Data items
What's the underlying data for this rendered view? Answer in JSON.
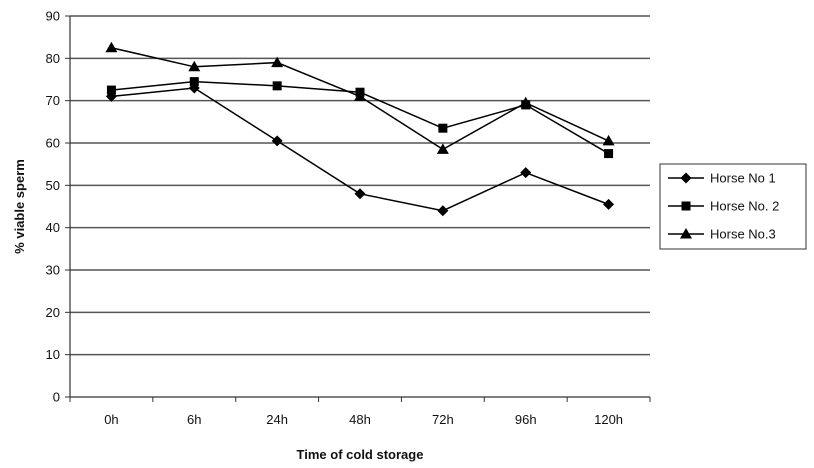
{
  "chart_data": {
    "type": "line",
    "title": "",
    "xlabel": "Time of cold storage",
    "ylabel": "% viable sperm",
    "ylim": [
      0,
      90
    ],
    "yticks": [
      "0",
      "10",
      "20",
      "30",
      "40",
      "50",
      "60",
      "70",
      "80",
      "90"
    ],
    "categories": [
      "0h",
      "6h",
      "24h",
      "48h",
      "72h",
      "96h",
      "120h"
    ],
    "grid": true,
    "legend_position": "right",
    "series": [
      {
        "name": "Horse No 1",
        "marker": "diamond",
        "color": "#000000",
        "values": [
          71,
          73,
          60.5,
          48,
          44,
          53,
          45.5
        ]
      },
      {
        "name": "Horse No. 2",
        "marker": "square",
        "color": "#000000",
        "values": [
          72.5,
          74.5,
          73.5,
          72,
          63.5,
          69,
          57.5
        ]
      },
      {
        "name": "Horse No.3",
        "marker": "triangle",
        "color": "#000000",
        "values": [
          82.5,
          78,
          79,
          71,
          58.5,
          69.5,
          60.5
        ]
      }
    ]
  }
}
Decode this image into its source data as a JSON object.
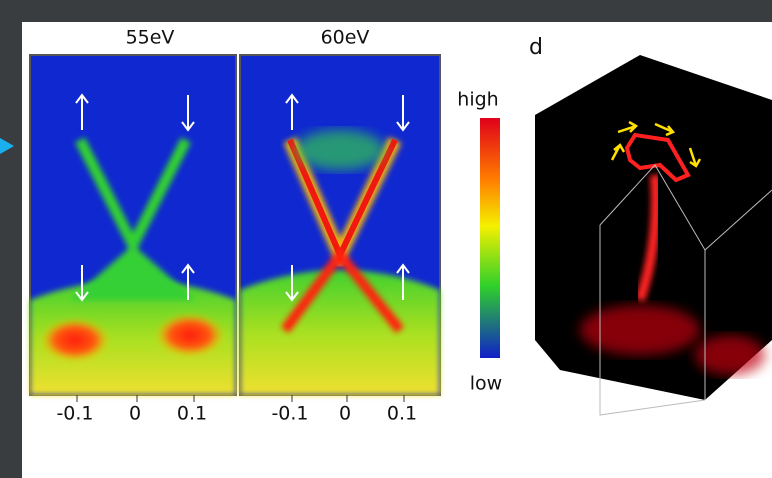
{
  "panels": [
    {
      "title": "55eV",
      "x_ticks": [
        "-0.1",
        "0",
        "0.1"
      ]
    },
    {
      "title": "60eV",
      "x_ticks": [
        "-0.1",
        "0",
        "0.1"
      ]
    }
  ],
  "colorbar": {
    "high": "high",
    "low": "low"
  },
  "panel_d": {
    "label": "d"
  }
}
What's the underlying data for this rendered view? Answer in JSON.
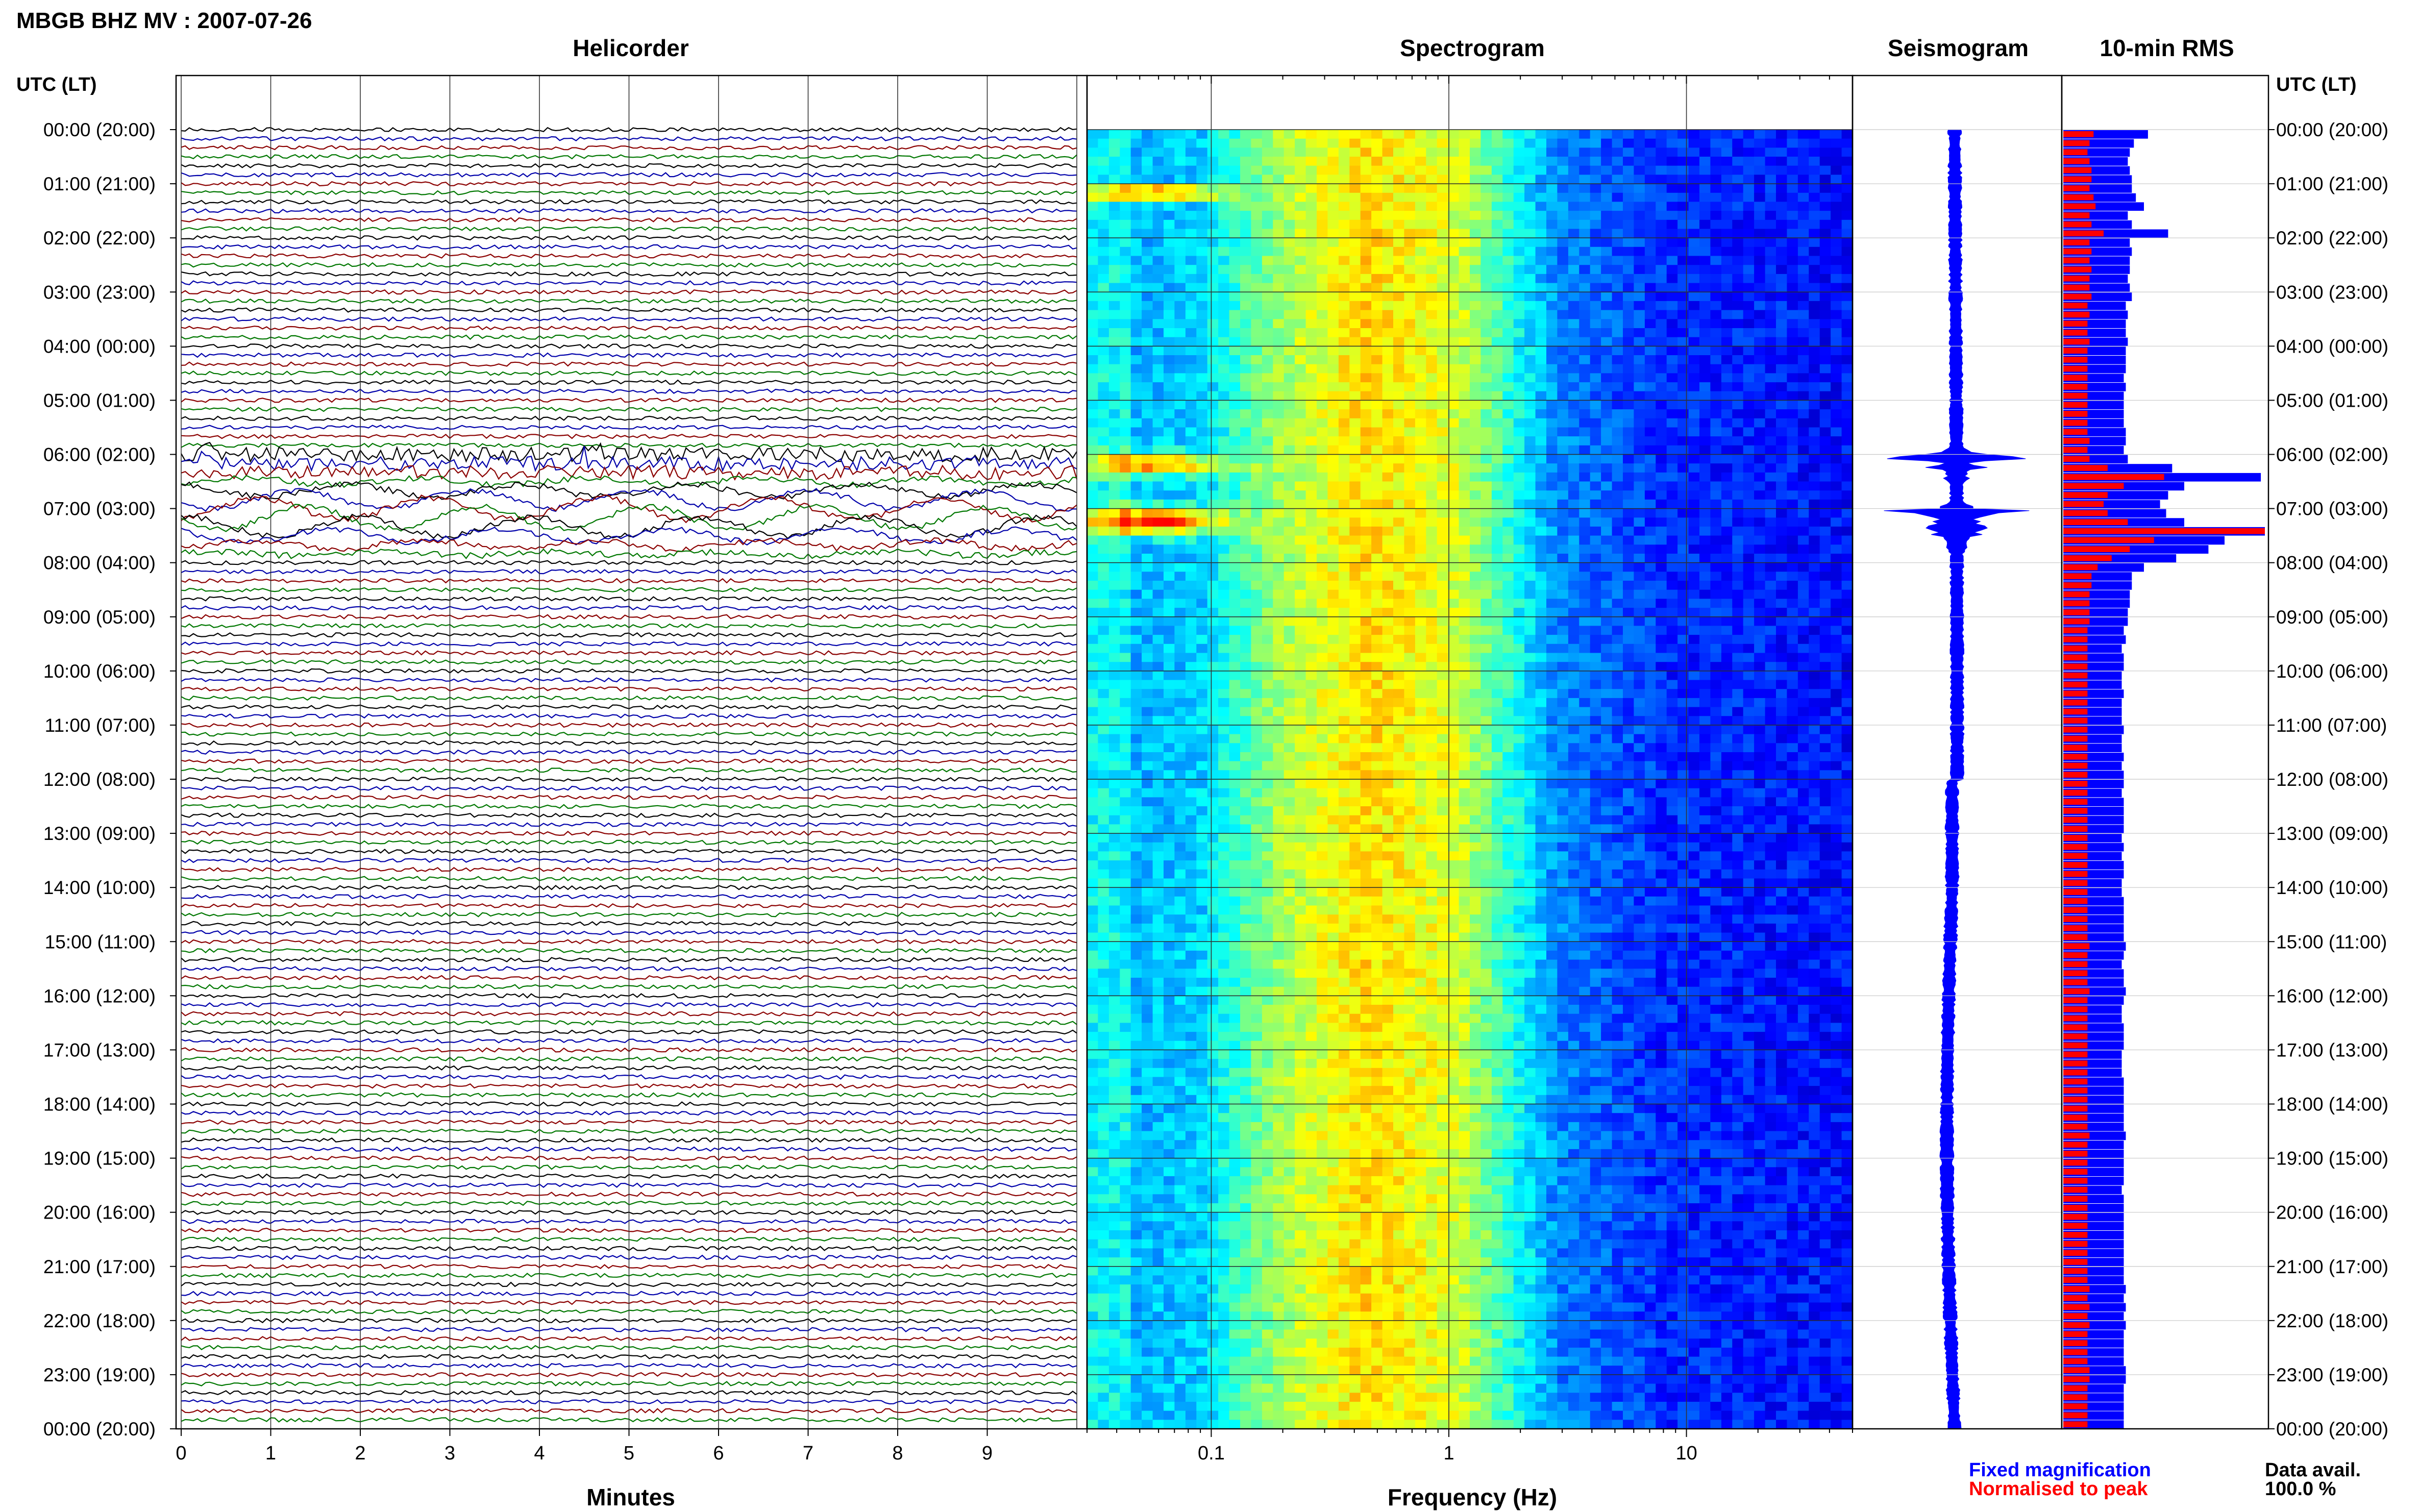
{
  "header": {
    "station_title": "MBGB BHZ MV : 2007-07-26"
  },
  "panels": {
    "helicorder": "Helicorder",
    "spectrogram": "Spectrogram",
    "seismogram": "Seismogram",
    "rms": "10-min RMS"
  },
  "axis": {
    "left_header": "UTC (LT)",
    "right_header": "UTC (LT)",
    "minutes_label": "Minutes",
    "frequency_label": "Frequency (Hz)",
    "minute_ticks": [
      "0",
      "1",
      "2",
      "3",
      "4",
      "5",
      "6",
      "7",
      "8",
      "9"
    ],
    "frequency_ticks": [
      "0.1",
      "1",
      "10"
    ]
  },
  "legend": {
    "fixed": "Fixed magnification",
    "normalised": "Normalised to peak",
    "fixed_color": "#0000ff",
    "normalised_color": "#ff0000"
  },
  "availability": {
    "label": "Data avail.",
    "value": "100.0 %"
  },
  "chart_data": {
    "type": "heatmap",
    "title": "MBGB BHZ MV : 2007-07-26",
    "time_labels": [
      "00:00 (20:00)",
      "01:00 (21:00)",
      "02:00 (22:00)",
      "03:00 (23:00)",
      "04:00 (00:00)",
      "05:00 (01:00)",
      "06:00 (02:00)",
      "07:00 (03:00)",
      "08:00 (04:00)",
      "09:00 (05:00)",
      "10:00 (06:00)",
      "11:00 (07:00)",
      "12:00 (08:00)",
      "13:00 (09:00)",
      "14:00 (10:00)",
      "15:00 (11:00)",
      "16:00 (12:00)",
      "17:00 (13:00)",
      "18:00 (14:00)",
      "19:00 (15:00)",
      "20:00 (16:00)",
      "21:00 (17:00)",
      "22:00 (18:00)",
      "23:00 (19:00)",
      "00:00 (20:00)"
    ],
    "helicorder": {
      "xlabel": "Minutes",
      "xlim": [
        0,
        10
      ],
      "trace_minutes": 10,
      "trace_colors": [
        "#000000",
        "#0000aa",
        "#8b0000",
        "#007700"
      ],
      "event_hours": [
        6.0,
        7.0
      ]
    },
    "spectrogram": {
      "xlabel": "Frequency (Hz)",
      "xscale": "log",
      "xlim": [
        0.03,
        50
      ]
    },
    "rms_10min": {
      "fixed_magnification": [
        0.42,
        0.35,
        0.33,
        0.32,
        0.33,
        0.34,
        0.34,
        0.36,
        0.4,
        0.32,
        0.34,
        0.52,
        0.33,
        0.34,
        0.33,
        0.33,
        0.32,
        0.33,
        0.34,
        0.31,
        0.32,
        0.31,
        0.31,
        0.32,
        0.31,
        0.31,
        0.31,
        0.3,
        0.31,
        0.3,
        0.3,
        0.3,
        0.3,
        0.31,
        0.31,
        0.3,
        0.32,
        0.54,
        0.98,
        0.6,
        0.52,
        0.48,
        0.51,
        0.6,
        1.0,
        0.8,
        0.72,
        0.56,
        0.4,
        0.34,
        0.34,
        0.33,
        0.33,
        0.32,
        0.32,
        0.3,
        0.31,
        0.29,
        0.3,
        0.3,
        0.29,
        0.29,
        0.3,
        0.29,
        0.29,
        0.29,
        0.3,
        0.29,
        0.29,
        0.3,
        0.29,
        0.3,
        0.3,
        0.29,
        0.3,
        0.3,
        0.3,
        0.3,
        0.29,
        0.3,
        0.29,
        0.3,
        0.3,
        0.29,
        0.29,
        0.3,
        0.3,
        0.3,
        0.3,
        0.3,
        0.31,
        0.3,
        0.29,
        0.3,
        0.3,
        0.31,
        0.3,
        0.29,
        0.29,
        0.3,
        0.3,
        0.3,
        0.29,
        0.29,
        0.29,
        0.3,
        0.3,
        0.3,
        0.3,
        0.3,
        0.3,
        0.31,
        0.3,
        0.3,
        0.3,
        0.3,
        0.3,
        0.29,
        0.3,
        0.3,
        0.3,
        0.3,
        0.3,
        0.3,
        0.3,
        0.3,
        0.3,
        0.3,
        0.31,
        0.3,
        0.31,
        0.3,
        0.31,
        0.3,
        0.3,
        0.3,
        0.3,
        0.31,
        0.31,
        0.3,
        0.3,
        0.3,
        0.3,
        0.3
      ],
      "normalised_to_peak": [
        0.15,
        0.13,
        0.12,
        0.13,
        0.14,
        0.14,
        0.13,
        0.15,
        0.16,
        0.13,
        0.14,
        0.2,
        0.13,
        0.14,
        0.13,
        0.14,
        0.13,
        0.13,
        0.14,
        0.12,
        0.13,
        0.12,
        0.12,
        0.13,
        0.12,
        0.12,
        0.12,
        0.12,
        0.12,
        0.12,
        0.12,
        0.12,
        0.12,
        0.12,
        0.13,
        0.12,
        0.13,
        0.22,
        0.5,
        0.3,
        0.22,
        0.2,
        0.22,
        0.32,
        1.0,
        0.45,
        0.33,
        0.24,
        0.17,
        0.14,
        0.14,
        0.13,
        0.13,
        0.13,
        0.13,
        0.12,
        0.12,
        0.12,
        0.12,
        0.12,
        0.12,
        0.12,
        0.12,
        0.12,
        0.12,
        0.12,
        0.12,
        0.12,
        0.12,
        0.12,
        0.12,
        0.12,
        0.12,
        0.12,
        0.12,
        0.12,
        0.12,
        0.12,
        0.12,
        0.12,
        0.12,
        0.12,
        0.12,
        0.12,
        0.12,
        0.12,
        0.12,
        0.12,
        0.12,
        0.12,
        0.13,
        0.12,
        0.12,
        0.12,
        0.12,
        0.13,
        0.12,
        0.12,
        0.12,
        0.12,
        0.12,
        0.12,
        0.12,
        0.12,
        0.12,
        0.12,
        0.12,
        0.12,
        0.12,
        0.12,
        0.12,
        0.13,
        0.12,
        0.12,
        0.12,
        0.12,
        0.12,
        0.12,
        0.12,
        0.12,
        0.12,
        0.12,
        0.12,
        0.12,
        0.12,
        0.12,
        0.12,
        0.12,
        0.13,
        0.12,
        0.13,
        0.12,
        0.13,
        0.12,
        0.12,
        0.12,
        0.12,
        0.13,
        0.13,
        0.12,
        0.12,
        0.12,
        0.12,
        0.12
      ]
    }
  }
}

## WHAT TO DO
What is needed is an exact reproduction of the data, pictures excluded.

## TASK ANSWER
What's the underlying data for this rendered view? Answer in JSON.
{
  "chart_data": {
    "type": "line",
    "title": "",
    "xlabel": "Time of cold storage",
    "ylabel": "% viable sperm",
    "ylim": [
      0,
      90
    ],
    "yticks": [
      "0",
      "10",
      "20",
      "30",
      "40",
      "50",
      "60",
      "70",
      "80",
      "90"
    ],
    "categories": [
      "0h",
      "6h",
      "24h",
      "48h",
      "72h",
      "96h",
      "120h"
    ],
    "grid": true,
    "legend_position": "right",
    "series": [
      {
        "name": "Horse No 1",
        "marker": "diamond",
        "color": "#000000",
        "values": [
          71,
          73,
          60.5,
          48,
          44,
          53,
          45.5
        ]
      },
      {
        "name": "Horse No. 2",
        "marker": "square",
        "color": "#000000",
        "values": [
          72.5,
          74.5,
          73.5,
          72,
          63.5,
          69,
          57.5
        ]
      },
      {
        "name": "Horse No.3",
        "marker": "triangle",
        "color": "#000000",
        "values": [
          82.5,
          78,
          79,
          71,
          58.5,
          69.5,
          60.5
        ]
      }
    ]
  }
}
Decode this image into its source data as a JSON object.
{
  "panels": [
    {
      "title": "55eV",
      "x_ticks": [
        "-0.1",
        "0",
        "0.1"
      ]
    },
    {
      "title": "60eV",
      "x_ticks": [
        "-0.1",
        "0",
        "0.1"
      ]
    }
  ],
  "colorbar": {
    "high": "high",
    "low": "low"
  },
  "panel_d": {
    "label": "d"
  }
}
What's the underlying data for this rendered view? Answer in JSON.
{
  "header": {
    "station_title": "MBGB BHZ MV : 2007-07-26"
  },
  "panels": {
    "helicorder": "Helicorder",
    "spectrogram": "Spectrogram",
    "seismogram": "Seismogram",
    "rms": "10-min RMS"
  },
  "axis": {
    "left_header": "UTC (LT)",
    "right_header": "UTC (LT)",
    "minutes_label": "Minutes",
    "frequency_label": "Frequency (Hz)",
    "minute_ticks": [
      "0",
      "1",
      "2",
      "3",
      "4",
      "5",
      "6",
      "7",
      "8",
      "9"
    ],
    "frequency_ticks": [
      "0.1",
      "1",
      "10"
    ]
  },
  "legend": {
    "fixed": "Fixed magnification",
    "normalised": "Normalised to peak",
    "fixed_color": "#0000ff",
    "normalised_color": "#ff0000"
  },
  "availability": {
    "label": "Data avail.",
    "value": "100.0 %"
  },
  "chart_data": {
    "type": "heatmap",
    "title": "MBGB BHZ MV : 2007-07-26",
    "time_labels": [
      "00:00 (20:00)",
      "01:00 (21:00)",
      "02:00 (22:00)",
      "03:00 (23:00)",
      "04:00 (00:00)",
      "05:00 (01:00)",
      "06:00 (02:00)",
      "07:00 (03:00)",
      "08:00 (04:00)",
      "09:00 (05:00)",
      "10:00 (06:00)",
      "11:00 (07:00)",
      "12:00 (08:00)",
      "13:00 (09:00)",
      "14:00 (10:00)",
      "15:00 (11:00)",
      "16:00 (12:00)",
      "17:00 (13:00)",
      "18:00 (14:00)",
      "19:00 (15:00)",
      "20:00 (16:00)",
      "21:00 (17:00)",
      "22:00 (18:00)",
      "23:00 (19:00)",
      "00:00 (20:00)"
    ],
    "helicorder": {
      "xlabel": "Minutes",
      "xlim": [
        0,
        10
      ],
      "trace_minutes": 10,
      "trace_colors": [
        "#000000",
        "#0000aa",
        "#8b0000",
        "#007700"
      ],
      "event_hours": [
        6.0,
        7.0
      ]
    },
    "spectrogram": {
      "xlabel": "Frequency (Hz)",
      "xscale": "log",
      "xlim": [
        0.03,
        50
      ]
    },
    "rms_10min": {
      "fixed_magnification": [
        0.42,
        0.35,
        0.33,
        0.32,
        0.33,
        0.34,
        0.34,
        0.36,
        0.4,
        0.32,
        0.34,
        0.52,
        0.33,
        0.34,
        0.33,
        0.33,
        0.32,
        0.33,
        0.34,
        0.31,
        0.32,
        0.31,
        0.31,
        0.32,
        0.31,
        0.31,
        0.31,
        0.3,
        0.31,
        0.3,
        0.3,
        0.3,
        0.3,
        0.31,
        0.31,
        0.3,
        0.32,
        0.54,
        0.98,
        0.6,
        0.52,
        0.48,
        0.51,
        0.6,
        1.0,
        0.8,
        0.72,
        0.56,
        0.4,
        0.34,
        0.34,
        0.33,
        0.33,
        0.32,
        0.32,
        0.3,
        0.31,
        0.29,
        0.3,
        0.3,
        0.29,
        0.29,
        0.3,
        0.29,
        0.29,
        0.29,
        0.3,
        0.29,
        0.29,
        0.3,
        0.29,
        0.3,
        0.3,
        0.29,
        0.3,
        0.3,
        0.3,
        0.3,
        0.29,
        0.3,
        0.29,
        0.3,
        0.3,
        0.29,
        0.29,
        0.3,
        0.3,
        0.3,
        0.3,
        0.3,
        0.31,
        0.3,
        0.29,
        0.3,
        0.3,
        0.31,
        0.3,
        0.29,
        0.29,
        0.3,
        0.3,
        0.3,
        0.29,
        0.29,
        0.29,
        0.3,
        0.3,
        0.3,
        0.3,
        0.3,
        0.3,
        0.31,
        0.3,
        0.3,
        0.3,
        0.3,
        0.3,
        0.29,
        0.3,
        0.3,
        0.3,
        0.3,
        0.3,
        0.3,
        0.3,
        0.3,
        0.3,
        0.3,
        0.31,
        0.3,
        0.31,
        0.3,
        0.31,
        0.3,
        0.3,
        0.3,
        0.3,
        0.31,
        0.31,
        0.3,
        0.3,
        0.3,
        0.3,
        0.3
      ],
      "normalised_to_peak": [
        0.15,
        0.13,
        0.12,
        0.13,
        0.14,
        0.14,
        0.13,
        0.15,
        0.16,
        0.13,
        0.14,
        0.2,
        0.13,
        0.14,
        0.13,
        0.14,
        0.13,
        0.13,
        0.14,
        0.12,
        0.13,
        0.12,
        0.12,
        0.13,
        0.12,
        0.12,
        0.12,
        0.12,
        0.12,
        0.12,
        0.12,
        0.12,
        0.12,
        0.12,
        0.13,
        0.12,
        0.13,
        0.22,
        0.5,
        0.3,
        0.22,
        0.2,
        0.22,
        0.32,
        1.0,
        0.45,
        0.33,
        0.24,
        0.17,
        0.14,
        0.14,
        0.13,
        0.13,
        0.13,
        0.13,
        0.12,
        0.12,
        0.12,
        0.12,
        0.12,
        0.12,
        0.12,
        0.12,
        0.12,
        0.12,
        0.12,
        0.12,
        0.12,
        0.12,
        0.12,
        0.12,
        0.12,
        0.12,
        0.12,
        0.12,
        0.12,
        0.12,
        0.12,
        0.12,
        0.12,
        0.12,
        0.12,
        0.12,
        0.12,
        0.12,
        0.12,
        0.12,
        0.12,
        0.12,
        0.12,
        0.13,
        0.12,
        0.12,
        0.12,
        0.12,
        0.13,
        0.12,
        0.12,
        0.12,
        0.12,
        0.12,
        0.12,
        0.12,
        0.12,
        0.12,
        0.12,
        0.12,
        0.12,
        0.12,
        0.12,
        0.12,
        0.13,
        0.12,
        0.12,
        0.12,
        0.12,
        0.12,
        0.12,
        0.12,
        0.12,
        0.12,
        0.12,
        0.12,
        0.12,
        0.12,
        0.12,
        0.12,
        0.12,
        0.13,
        0.12,
        0.13,
        0.12,
        0.13,
        0.12,
        0.12,
        0.12,
        0.12,
        0.13,
        0.13,
        0.12,
        0.12,
        0.12,
        0.12,
        0.12
      ]
    }
  }
}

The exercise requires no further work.